## What you will do
Go through the material below and copy all lines with "Shellfish".

## Task material
== == ==
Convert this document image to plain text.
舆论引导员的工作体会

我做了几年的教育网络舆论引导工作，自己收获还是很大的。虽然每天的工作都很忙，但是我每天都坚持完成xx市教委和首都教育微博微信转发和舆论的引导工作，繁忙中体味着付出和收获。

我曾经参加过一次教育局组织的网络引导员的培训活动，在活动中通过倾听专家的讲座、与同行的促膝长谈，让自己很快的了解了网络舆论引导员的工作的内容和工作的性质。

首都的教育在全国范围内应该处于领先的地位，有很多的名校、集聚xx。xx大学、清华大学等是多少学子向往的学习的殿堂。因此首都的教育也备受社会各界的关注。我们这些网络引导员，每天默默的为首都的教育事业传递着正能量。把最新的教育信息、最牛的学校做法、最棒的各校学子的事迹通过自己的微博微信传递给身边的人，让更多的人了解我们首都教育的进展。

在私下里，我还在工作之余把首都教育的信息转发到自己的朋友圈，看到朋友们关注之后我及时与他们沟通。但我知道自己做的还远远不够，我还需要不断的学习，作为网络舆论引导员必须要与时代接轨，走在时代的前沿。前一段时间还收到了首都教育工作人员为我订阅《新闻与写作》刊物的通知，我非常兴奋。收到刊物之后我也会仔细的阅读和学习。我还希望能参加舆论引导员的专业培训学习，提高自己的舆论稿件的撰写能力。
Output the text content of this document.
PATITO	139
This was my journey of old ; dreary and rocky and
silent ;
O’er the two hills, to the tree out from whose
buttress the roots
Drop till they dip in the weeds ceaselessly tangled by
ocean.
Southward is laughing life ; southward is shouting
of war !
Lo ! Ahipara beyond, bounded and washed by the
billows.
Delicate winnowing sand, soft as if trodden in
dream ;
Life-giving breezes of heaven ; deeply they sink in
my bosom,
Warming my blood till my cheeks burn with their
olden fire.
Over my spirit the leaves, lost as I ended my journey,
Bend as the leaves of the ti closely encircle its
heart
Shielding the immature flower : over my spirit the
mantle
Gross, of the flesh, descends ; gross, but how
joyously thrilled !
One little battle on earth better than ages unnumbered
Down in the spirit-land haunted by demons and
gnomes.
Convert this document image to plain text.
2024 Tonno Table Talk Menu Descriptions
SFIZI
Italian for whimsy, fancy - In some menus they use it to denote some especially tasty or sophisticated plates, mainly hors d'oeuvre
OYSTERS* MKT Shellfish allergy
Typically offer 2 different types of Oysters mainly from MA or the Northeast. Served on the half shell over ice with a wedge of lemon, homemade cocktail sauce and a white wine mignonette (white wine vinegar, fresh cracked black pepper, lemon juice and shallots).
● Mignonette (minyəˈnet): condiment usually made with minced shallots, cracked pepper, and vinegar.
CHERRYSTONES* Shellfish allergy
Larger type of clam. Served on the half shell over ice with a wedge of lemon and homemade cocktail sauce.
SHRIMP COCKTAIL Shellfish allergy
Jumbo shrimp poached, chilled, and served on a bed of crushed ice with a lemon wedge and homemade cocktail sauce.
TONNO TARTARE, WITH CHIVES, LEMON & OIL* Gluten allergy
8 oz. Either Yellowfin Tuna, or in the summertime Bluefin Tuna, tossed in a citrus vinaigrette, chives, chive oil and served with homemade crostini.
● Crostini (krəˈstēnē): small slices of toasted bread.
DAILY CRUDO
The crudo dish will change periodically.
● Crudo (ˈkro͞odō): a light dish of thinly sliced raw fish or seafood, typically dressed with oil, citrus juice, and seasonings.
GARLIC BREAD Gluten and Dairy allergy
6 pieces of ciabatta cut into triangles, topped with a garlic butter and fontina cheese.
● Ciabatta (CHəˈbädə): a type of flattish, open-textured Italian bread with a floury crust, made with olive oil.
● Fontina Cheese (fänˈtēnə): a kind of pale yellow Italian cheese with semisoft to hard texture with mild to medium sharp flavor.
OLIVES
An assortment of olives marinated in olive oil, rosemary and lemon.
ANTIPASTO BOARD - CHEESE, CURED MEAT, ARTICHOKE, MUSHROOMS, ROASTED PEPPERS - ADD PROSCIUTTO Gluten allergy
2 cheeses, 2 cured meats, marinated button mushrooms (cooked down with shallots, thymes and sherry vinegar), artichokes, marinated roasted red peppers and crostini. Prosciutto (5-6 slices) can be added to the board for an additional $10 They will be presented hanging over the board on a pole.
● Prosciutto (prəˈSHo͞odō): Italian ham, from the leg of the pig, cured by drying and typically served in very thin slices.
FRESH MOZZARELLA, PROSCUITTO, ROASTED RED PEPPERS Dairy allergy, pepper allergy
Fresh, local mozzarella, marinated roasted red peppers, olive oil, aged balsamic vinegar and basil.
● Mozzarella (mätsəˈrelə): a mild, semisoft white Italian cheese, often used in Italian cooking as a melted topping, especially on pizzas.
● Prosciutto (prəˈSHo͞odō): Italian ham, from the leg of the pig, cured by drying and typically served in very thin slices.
== == ==
## The reply
OYSTERS* MKT Shellfish allergy
CHERRYSTONES* Shellfish allergy
SHRIMP COCKTAIL Shellfish allergy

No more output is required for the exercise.